------ Dataset excerpts ------
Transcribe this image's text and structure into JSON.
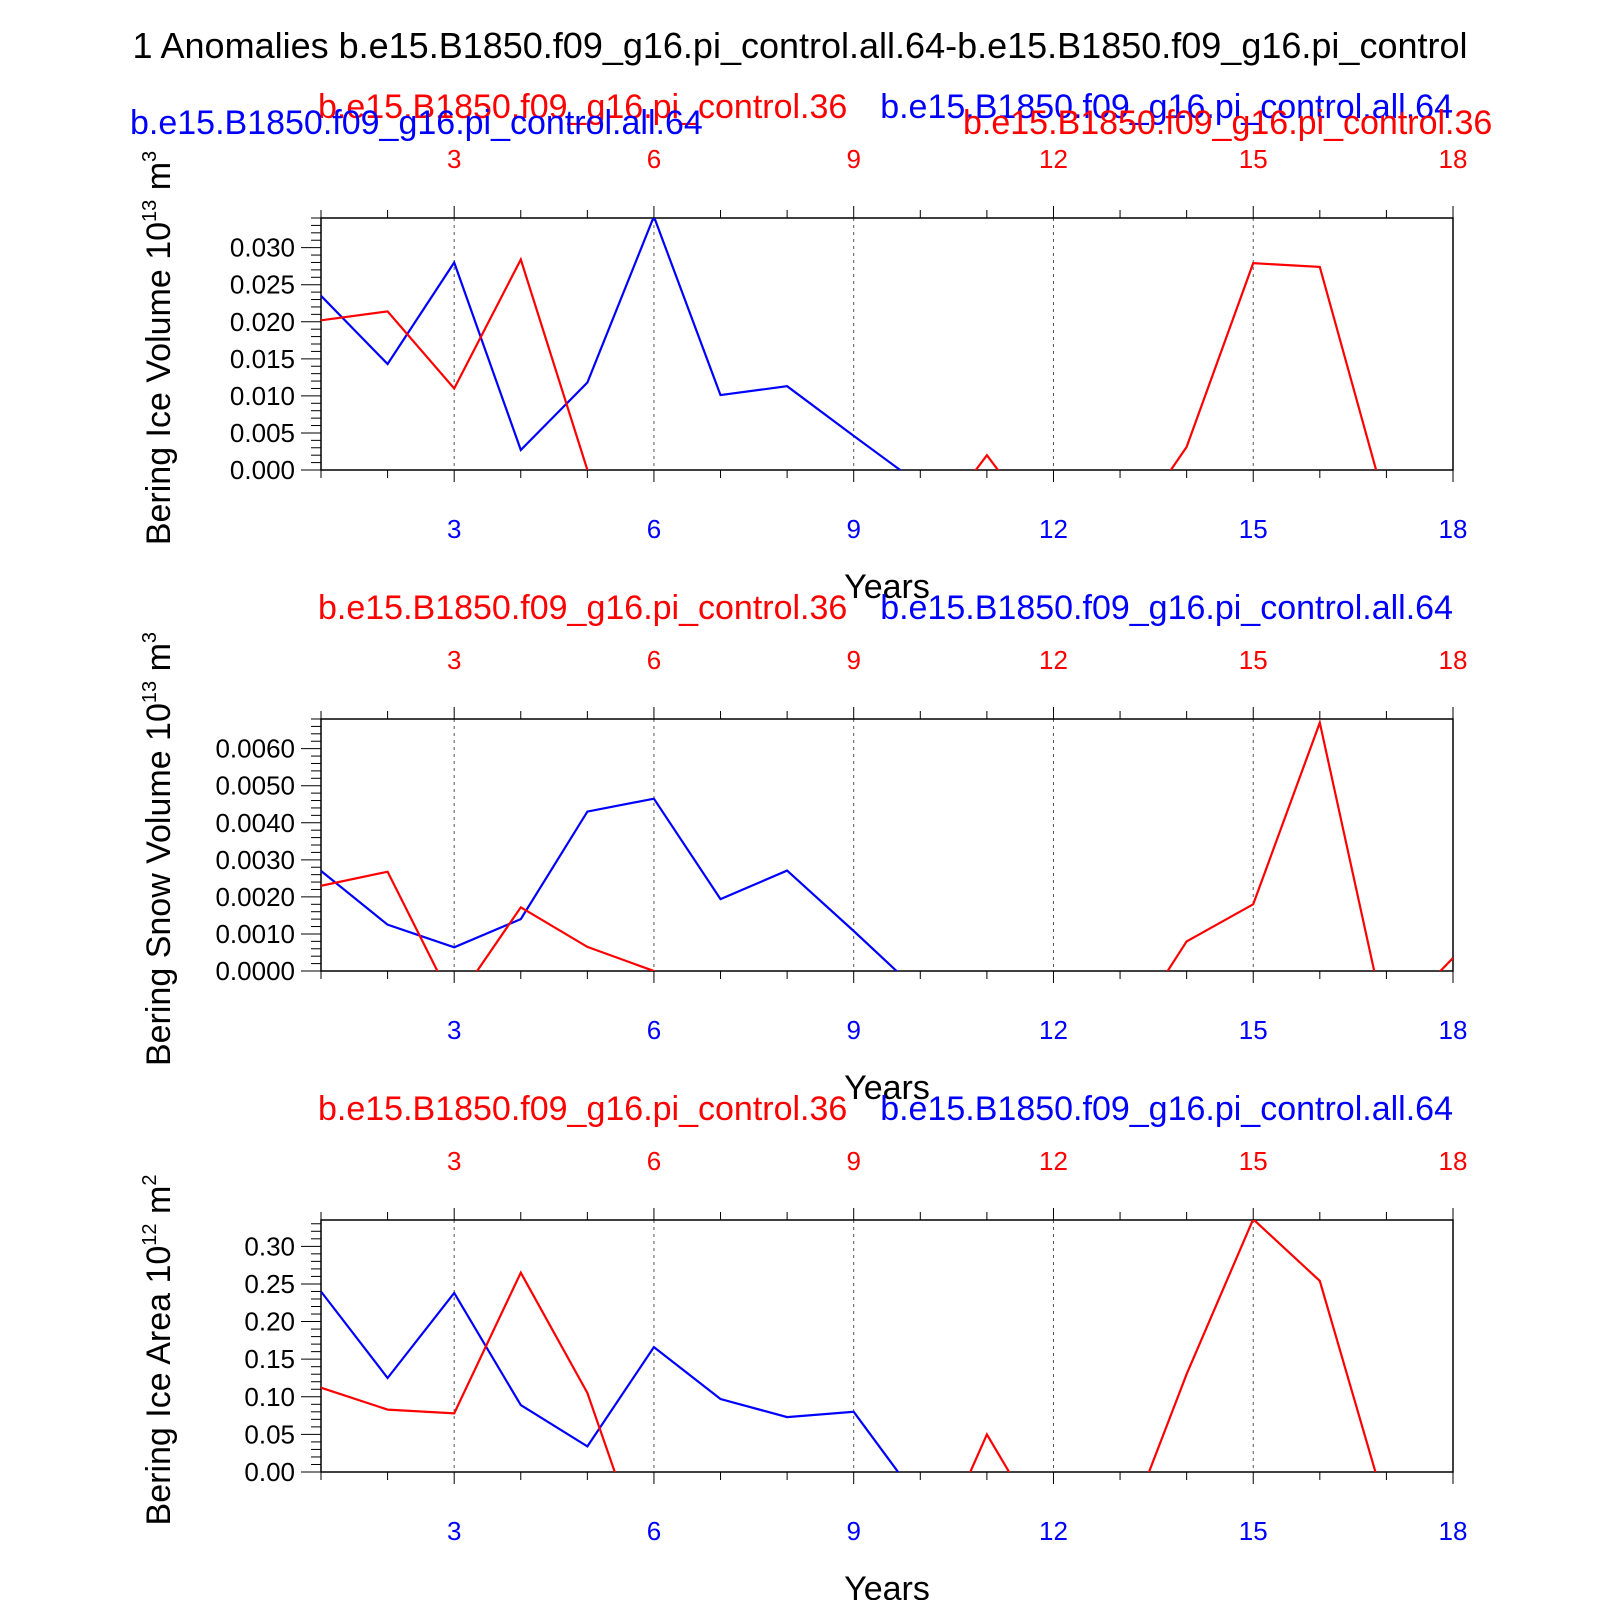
{
  "figure": {
    "title": "1 Anomalies b.e15.B1850.f09_g16.pi_control.all.64-b.e15.B1850.f09_g16.pi_control"
  },
  "colors": {
    "series_a": "#0000ff",
    "series_b": "#ff0000",
    "axis": "#000000",
    "grid": "#555555"
  },
  "chart_data": [
    {
      "type": "line",
      "ylabel": "Bering Ice Volume 10",
      "ylabel_exp": "13",
      "ylabel_unit": "m",
      "ylabel_unit_exp": "3",
      "xlabel": "Years",
      "xlim": [
        1,
        18
      ],
      "ylim": [
        0,
        0.034
      ],
      "yticks": [
        "0.000",
        "0.005",
        "0.010",
        "0.015",
        "0.020",
        "0.025",
        "0.030"
      ],
      "ytick_values": [
        0,
        0.005,
        0.01,
        0.015,
        0.02,
        0.025,
        0.03
      ],
      "xticks": [
        "3",
        "6",
        "9",
        "12",
        "15",
        "18"
      ],
      "xtick_values": [
        3,
        6,
        9,
        12,
        15,
        18
      ],
      "grid": "dashed vertical at x ticks",
      "top_labels": {
        "red_left": "b.e15.B1850.f09_g16.pi_control.36",
        "blue_right": "b.e15.B1850.f09_g16.pi_control.all.64",
        "blue_left": "b.e15.B1850.f09_g16.pi_control.all.64",
        "red_right": "b.e15.B1850.f09_g16.pi_control.36"
      },
      "series": [
        {
          "color": "blue",
          "x": [
            1,
            2,
            3,
            4,
            5,
            6,
            7,
            8,
            9,
            10,
            11,
            12,
            13,
            14,
            15,
            16,
            17,
            18
          ],
          "y": [
            0.0235,
            0.0143,
            0.028,
            0.0027,
            0.0118,
            0.0342,
            0.0101,
            0.0113,
            0.0046,
            -0.002,
            null,
            null,
            null,
            null,
            null,
            null,
            null,
            null
          ]
        },
        {
          "color": "red",
          "x": [
            1,
            2,
            3,
            4,
            5,
            6,
            7,
            8,
            9,
            10,
            11,
            12,
            13,
            14,
            15,
            16,
            17,
            18
          ],
          "y": [
            0.0202,
            0.0214,
            0.011,
            0.0284,
            0.0,
            -0.01,
            null,
            null,
            null,
            -0.01,
            0.002,
            -0.01,
            -0.01,
            0.0031,
            0.0279,
            0.0274,
            -0.005,
            null
          ]
        }
      ]
    },
    {
      "type": "line",
      "ylabel": "Bering Snow Volume 10",
      "ylabel_exp": "13",
      "ylabel_unit": "m",
      "ylabel_unit_exp": "3",
      "xlabel": "Years",
      "xlim": [
        1,
        18
      ],
      "ylim": [
        0,
        0.0068
      ],
      "yticks": [
        "0.0000",
        "0.0010",
        "0.0020",
        "0.0030",
        "0.0040",
        "0.0050",
        "0.0060"
      ],
      "ytick_values": [
        0,
        0.001,
        0.002,
        0.003,
        0.004,
        0.005,
        0.006
      ],
      "xticks": [
        "3",
        "6",
        "9",
        "12",
        "15",
        "18"
      ],
      "xtick_values": [
        3,
        6,
        9,
        12,
        15,
        18
      ],
      "grid": "dashed vertical at x ticks",
      "top_labels": {
        "red_left": "b.e15.B1850.f09_g16.pi_control.36",
        "blue_right": "b.e15.B1850.f09_g16.pi_control.all.64"
      },
      "series": [
        {
          "color": "blue",
          "x": [
            1,
            2,
            3,
            4,
            5,
            6,
            7,
            8,
            9,
            10,
            11,
            12,
            13,
            14,
            15,
            16,
            17,
            18
          ],
          "y": [
            0.0027,
            0.00125,
            0.00064,
            0.0014,
            0.0043,
            0.00465,
            0.00194,
            0.00271,
            0.00108,
            -0.0006,
            null,
            null,
            null,
            null,
            null,
            null,
            null,
            null
          ]
        },
        {
          "color": "red",
          "x": [
            1,
            2,
            3,
            4,
            5,
            6,
            7,
            8,
            9,
            10,
            11,
            12,
            13,
            14,
            15,
            16,
            17,
            18
          ],
          "y": [
            0.0023,
            0.00268,
            -0.0009,
            0.00172,
            0.00065,
            0.0,
            -0.002,
            null,
            null,
            null,
            null,
            null,
            -0.002,
            0.0008,
            0.0018,
            0.0067,
            -0.0015,
            0.00035
          ]
        }
      ]
    },
    {
      "type": "line",
      "ylabel": "Bering Ice Area 10",
      "ylabel_exp": "12",
      "ylabel_unit": "m",
      "ylabel_unit_exp": "2",
      "xlabel": "Years",
      "xlim": [
        1,
        18
      ],
      "ylim": [
        0,
        0.335
      ],
      "yticks": [
        "0.00",
        "0.05",
        "0.10",
        "0.15",
        "0.20",
        "0.25",
        "0.30"
      ],
      "ytick_values": [
        0,
        0.05,
        0.1,
        0.15,
        0.2,
        0.25,
        0.3
      ],
      "xticks": [
        "3",
        "6",
        "9",
        "12",
        "15",
        "18"
      ],
      "xtick_values": [
        3,
        6,
        9,
        12,
        15,
        18
      ],
      "grid": "dashed vertical at x ticks",
      "top_labels": {
        "red_left": "b.e15.B1850.f09_g16.pi_control.36",
        "blue_right": "b.e15.B1850.f09_g16.pi_control.all.64"
      },
      "series": [
        {
          "color": "blue",
          "x": [
            1,
            2,
            3,
            4,
            5,
            6,
            7,
            8,
            9,
            10,
            11,
            12,
            13,
            14,
            15,
            16,
            17,
            18
          ],
          "y": [
            0.24,
            0.125,
            0.238,
            0.089,
            0.034,
            0.166,
            0.097,
            0.073,
            0.08,
            -0.04,
            null,
            null,
            null,
            null,
            null,
            null,
            null,
            null
          ]
        },
        {
          "color": "red",
          "x": [
            1,
            2,
            3,
            4,
            5,
            6,
            7,
            8,
            9,
            10,
            11,
            12,
            13,
            14,
            15,
            16,
            17,
            18
          ],
          "y": [
            0.112,
            0.083,
            0.078,
            0.265,
            0.105,
            -0.15,
            null,
            null,
            null,
            -0.15,
            0.05,
            -0.1,
            -0.1,
            0.13,
            0.336,
            0.254,
            -0.05,
            null
          ]
        }
      ]
    }
  ]
}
------
● **Short exercise**:
Above are the records; reproduce them exactly and leave out the pictures.

● **Task response**:
Transcribe this image's text and structure into JSON.
{
  "figure": {
    "title": "1 Anomalies b.e15.B1850.f09_g16.pi_control.all.64-b.e15.B1850.f09_g16.pi_control"
  },
  "colors": {
    "series_a": "#0000ff",
    "series_b": "#ff0000",
    "axis": "#000000",
    "grid": "#555555"
  },
  "chart_data": [
    {
      "type": "line",
      "ylabel": "Bering Ice Volume 10",
      "ylabel_exp": "13",
      "ylabel_unit": "m",
      "ylabel_unit_exp": "3",
      "xlabel": "Years",
      "xlim": [
        1,
        18
      ],
      "ylim": [
        0,
        0.034
      ],
      "yticks": [
        "0.000",
        "0.005",
        "0.010",
        "0.015",
        "0.020",
        "0.025",
        "0.030"
      ],
      "ytick_values": [
        0,
        0.005,
        0.01,
        0.015,
        0.02,
        0.025,
        0.03
      ],
      "xticks": [
        "3",
        "6",
        "9",
        "12",
        "15",
        "18"
      ],
      "xtick_values": [
        3,
        6,
        9,
        12,
        15,
        18
      ],
      "grid": "dashed vertical at x ticks",
      "top_labels": {
        "red_left": "b.e15.B1850.f09_g16.pi_control.36",
        "blue_right": "b.e15.B1850.f09_g16.pi_control.all.64",
        "blue_left": "b.e15.B1850.f09_g16.pi_control.all.64",
        "red_right": "b.e15.B1850.f09_g16.pi_control.36"
      },
      "series": [
        {
          "color": "blue",
          "x": [
            1,
            2,
            3,
            4,
            5,
            6,
            7,
            8,
            9,
            10,
            11,
            12,
            13,
            14,
            15,
            16,
            17,
            18
          ],
          "y": [
            0.0235,
            0.0143,
            0.028,
            0.0027,
            0.0118,
            0.0342,
            0.0101,
            0.0113,
            0.0046,
            -0.002,
            null,
            null,
            null,
            null,
            null,
            null,
            null,
            null
          ]
        },
        {
          "color": "red",
          "x": [
            1,
            2,
            3,
            4,
            5,
            6,
            7,
            8,
            9,
            10,
            11,
            12,
            13,
            14,
            15,
            16,
            17,
            18
          ],
          "y": [
            0.0202,
            0.0214,
            0.011,
            0.0284,
            0.0,
            -0.01,
            null,
            null,
            null,
            -0.01,
            0.002,
            -0.01,
            -0.01,
            0.0031,
            0.0279,
            0.0274,
            -0.005,
            null
          ]
        }
      ]
    },
    {
      "type": "line",
      "ylabel": "Bering Snow Volume 10",
      "ylabel_exp": "13",
      "ylabel_unit": "m",
      "ylabel_unit_exp": "3",
      "xlabel": "Years",
      "xlim": [
        1,
        18
      ],
      "ylim": [
        0,
        0.0068
      ],
      "yticks": [
        "0.0000",
        "0.0010",
        "0.0020",
        "0.0030",
        "0.0040",
        "0.0050",
        "0.0060"
      ],
      "ytick_values": [
        0,
        0.001,
        0.002,
        0.003,
        0.004,
        0.005,
        0.006
      ],
      "xticks": [
        "3",
        "6",
        "9",
        "12",
        "15",
        "18"
      ],
      "xtick_values": [
        3,
        6,
        9,
        12,
        15,
        18
      ],
      "grid": "dashed vertical at x ticks",
      "top_labels": {
        "red_left": "b.e15.B1850.f09_g16.pi_control.36",
        "blue_right": "b.e15.B1850.f09_g16.pi_control.all.64"
      },
      "series": [
        {
          "color": "blue",
          "x": [
            1,
            2,
            3,
            4,
            5,
            6,
            7,
            8,
            9,
            10,
            11,
            12,
            13,
            14,
            15,
            16,
            17,
            18
          ],
          "y": [
            0.0027,
            0.00125,
            0.00064,
            0.0014,
            0.0043,
            0.00465,
            0.00194,
            0.00271,
            0.00108,
            -0.0006,
            null,
            null,
            null,
            null,
            null,
            null,
            null,
            null
          ]
        },
        {
          "color": "red",
          "x": [
            1,
            2,
            3,
            4,
            5,
            6,
            7,
            8,
            9,
            10,
            11,
            12,
            13,
            14,
            15,
            16,
            17,
            18
          ],
          "y": [
            0.0023,
            0.00268,
            -0.0009,
            0.00172,
            0.00065,
            0.0,
            -0.002,
            null,
            null,
            null,
            null,
            null,
            -0.002,
            0.0008,
            0.0018,
            0.0067,
            -0.0015,
            0.00035
          ]
        }
      ]
    },
    {
      "type": "line",
      "ylabel": "Bering Ice Area 10",
      "ylabel_exp": "12",
      "ylabel_unit": "m",
      "ylabel_unit_exp": "2",
      "xlabel": "Years",
      "xlim": [
        1,
        18
      ],
      "ylim": [
        0,
        0.335
      ],
      "yticks": [
        "0.00",
        "0.05",
        "0.10",
        "0.15",
        "0.20",
        "0.25",
        "0.30"
      ],
      "ytick_values": [
        0,
        0.05,
        0.1,
        0.15,
        0.2,
        0.25,
        0.3
      ],
      "xticks": [
        "3",
        "6",
        "9",
        "12",
        "15",
        "18"
      ],
      "xtick_values": [
        3,
        6,
        9,
        12,
        15,
        18
      ],
      "grid": "dashed vertical at x ticks",
      "top_labels": {
        "red_left": "b.e15.B1850.f09_g16.pi_control.36",
        "blue_right": "b.e15.B1850.f09_g16.pi_control.all.64"
      },
      "series": [
        {
          "color": "blue",
          "x": [
            1,
            2,
            3,
            4,
            5,
            6,
            7,
            8,
            9,
            10,
            11,
            12,
            13,
            14,
            15,
            16,
            17,
            18
          ],
          "y": [
            0.24,
            0.125,
            0.238,
            0.089,
            0.034,
            0.166,
            0.097,
            0.073,
            0.08,
            -0.04,
            null,
            null,
            null,
            null,
            null,
            null,
            null,
            null
          ]
        },
        {
          "color": "red",
          "x": [
            1,
            2,
            3,
            4,
            5,
            6,
            7,
            8,
            9,
            10,
            11,
            12,
            13,
            14,
            15,
            16,
            17,
            18
          ],
          "y": [
            0.112,
            0.083,
            0.078,
            0.265,
            0.105,
            -0.15,
            null,
            null,
            null,
            -0.15,
            0.05,
            -0.1,
            -0.1,
            0.13,
            0.336,
            0.254,
            -0.05,
            null
          ]
        }
      ]
    }
  ]
}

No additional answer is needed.